EXTRACT
--------------------

PCOS: polycystic ovary syndrome

Characteristics of ongoing studies [ordered by study ID]

NCT01686126.

Study name Improving the treatment for women with early stage cancer of the uterus (feMMe)
Methods Randomised parallel‐group open‐label trial
Participants
  1. Females with a BMI > 30 kg/m2 wishing to retain fertility, or females at high risk of surgical complications owing to comorbidities or obesity

  2. Over 18 years of age at time of randomisation

  3. Histologically confirmed complex endometrial hyperplasia with atypia or grade 1 endometrioid endometrial adenocarcinoma on a curette or endometrial biopsy

  4. CT or MRI scan of pelvis, abdomen, and chest (or chest x‐ray) suggesting absence of extrauterine disease

  5. Myometrial invasion on MRI not greater than 50% for women with histologically confirmed endometrial cancer only (for women who are unable to fit into an MRI machine, inclusion in trial is decided at investigator's discretion)

  6. No lymph vascular invasion on curette or pipelle, if able to be assessed on sample

  7. Serum CA125 ≤ 30 U/mL

  8. No hypersensitivity or contraindications for Mirena

  9. Ability to comply with endometrial biopsies at specified intervals

  10. Negative serum or urine pregnancy test in premenopausal women and women < 2 years after onset of menopause

  11. Creatinine < 150 µmol/L (1.7 mg/dL) to be randomised into Mirena + metformin arm (can still be eligible to be randomised to Mirena only or Mirena + weight loss (see Section 5.4, Other Eligibility Criteria Considerations)

--------------------

(Dataset entries)
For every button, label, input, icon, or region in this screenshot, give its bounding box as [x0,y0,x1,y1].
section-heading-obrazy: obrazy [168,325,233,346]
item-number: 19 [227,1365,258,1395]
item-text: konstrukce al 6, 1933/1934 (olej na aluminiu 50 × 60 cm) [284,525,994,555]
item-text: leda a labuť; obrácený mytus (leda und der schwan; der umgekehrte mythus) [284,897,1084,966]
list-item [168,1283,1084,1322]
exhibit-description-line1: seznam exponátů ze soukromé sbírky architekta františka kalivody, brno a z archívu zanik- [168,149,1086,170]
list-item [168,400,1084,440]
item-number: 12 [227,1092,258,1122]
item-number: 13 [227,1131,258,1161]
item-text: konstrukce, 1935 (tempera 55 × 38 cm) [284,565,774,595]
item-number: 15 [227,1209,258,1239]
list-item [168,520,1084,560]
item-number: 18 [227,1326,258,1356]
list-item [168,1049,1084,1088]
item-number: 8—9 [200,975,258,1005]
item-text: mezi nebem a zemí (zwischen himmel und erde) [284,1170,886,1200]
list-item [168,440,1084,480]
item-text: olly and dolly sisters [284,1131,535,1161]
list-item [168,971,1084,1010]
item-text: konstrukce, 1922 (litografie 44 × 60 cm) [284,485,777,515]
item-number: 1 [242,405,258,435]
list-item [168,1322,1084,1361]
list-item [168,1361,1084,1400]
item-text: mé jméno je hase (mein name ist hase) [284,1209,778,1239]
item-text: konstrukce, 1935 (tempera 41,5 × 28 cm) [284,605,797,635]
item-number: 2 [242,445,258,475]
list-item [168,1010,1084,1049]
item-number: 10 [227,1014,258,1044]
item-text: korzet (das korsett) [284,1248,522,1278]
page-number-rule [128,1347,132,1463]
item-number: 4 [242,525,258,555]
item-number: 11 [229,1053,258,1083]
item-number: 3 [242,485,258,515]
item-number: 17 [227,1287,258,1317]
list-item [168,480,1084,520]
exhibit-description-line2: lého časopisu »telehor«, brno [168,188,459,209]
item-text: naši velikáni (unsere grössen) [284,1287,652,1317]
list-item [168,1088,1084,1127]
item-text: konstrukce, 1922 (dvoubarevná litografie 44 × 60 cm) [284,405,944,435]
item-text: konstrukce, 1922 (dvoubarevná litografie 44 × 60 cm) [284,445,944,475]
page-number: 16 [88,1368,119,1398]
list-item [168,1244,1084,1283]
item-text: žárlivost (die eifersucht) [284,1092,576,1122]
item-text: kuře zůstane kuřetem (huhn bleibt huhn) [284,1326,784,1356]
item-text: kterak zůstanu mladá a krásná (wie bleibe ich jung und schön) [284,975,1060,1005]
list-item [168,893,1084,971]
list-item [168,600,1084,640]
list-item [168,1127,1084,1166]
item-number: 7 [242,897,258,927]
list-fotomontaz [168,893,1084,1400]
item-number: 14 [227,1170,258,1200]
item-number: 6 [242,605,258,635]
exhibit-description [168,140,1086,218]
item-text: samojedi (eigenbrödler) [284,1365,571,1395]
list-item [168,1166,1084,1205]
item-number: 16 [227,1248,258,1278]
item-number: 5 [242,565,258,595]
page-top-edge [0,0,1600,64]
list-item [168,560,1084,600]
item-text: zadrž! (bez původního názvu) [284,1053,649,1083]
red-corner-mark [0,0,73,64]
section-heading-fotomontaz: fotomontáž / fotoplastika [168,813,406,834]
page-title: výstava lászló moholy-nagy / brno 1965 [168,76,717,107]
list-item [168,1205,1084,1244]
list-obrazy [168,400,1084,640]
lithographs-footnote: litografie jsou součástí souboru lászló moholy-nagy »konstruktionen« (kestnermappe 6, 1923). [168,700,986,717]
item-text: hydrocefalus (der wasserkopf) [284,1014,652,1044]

--------------------

TO DO
Using the feMMe study listing, decide whether each statement agrees with it: (a) participants must be over 18 years old when randomised; (b) serum CA125 must be at least 30 U/mL; (c) the trial is double-blind. Answer yes or no for each, quoting the words of the listing that settle it.

ANSWER TO THIS TASK
(a) Yes: "Over 18 years of age at time of randomisation"
(b) No: "Serum CA125 ≤ 30 U/mL"
(c) No: "Randomised parallel‐group open‐label trial"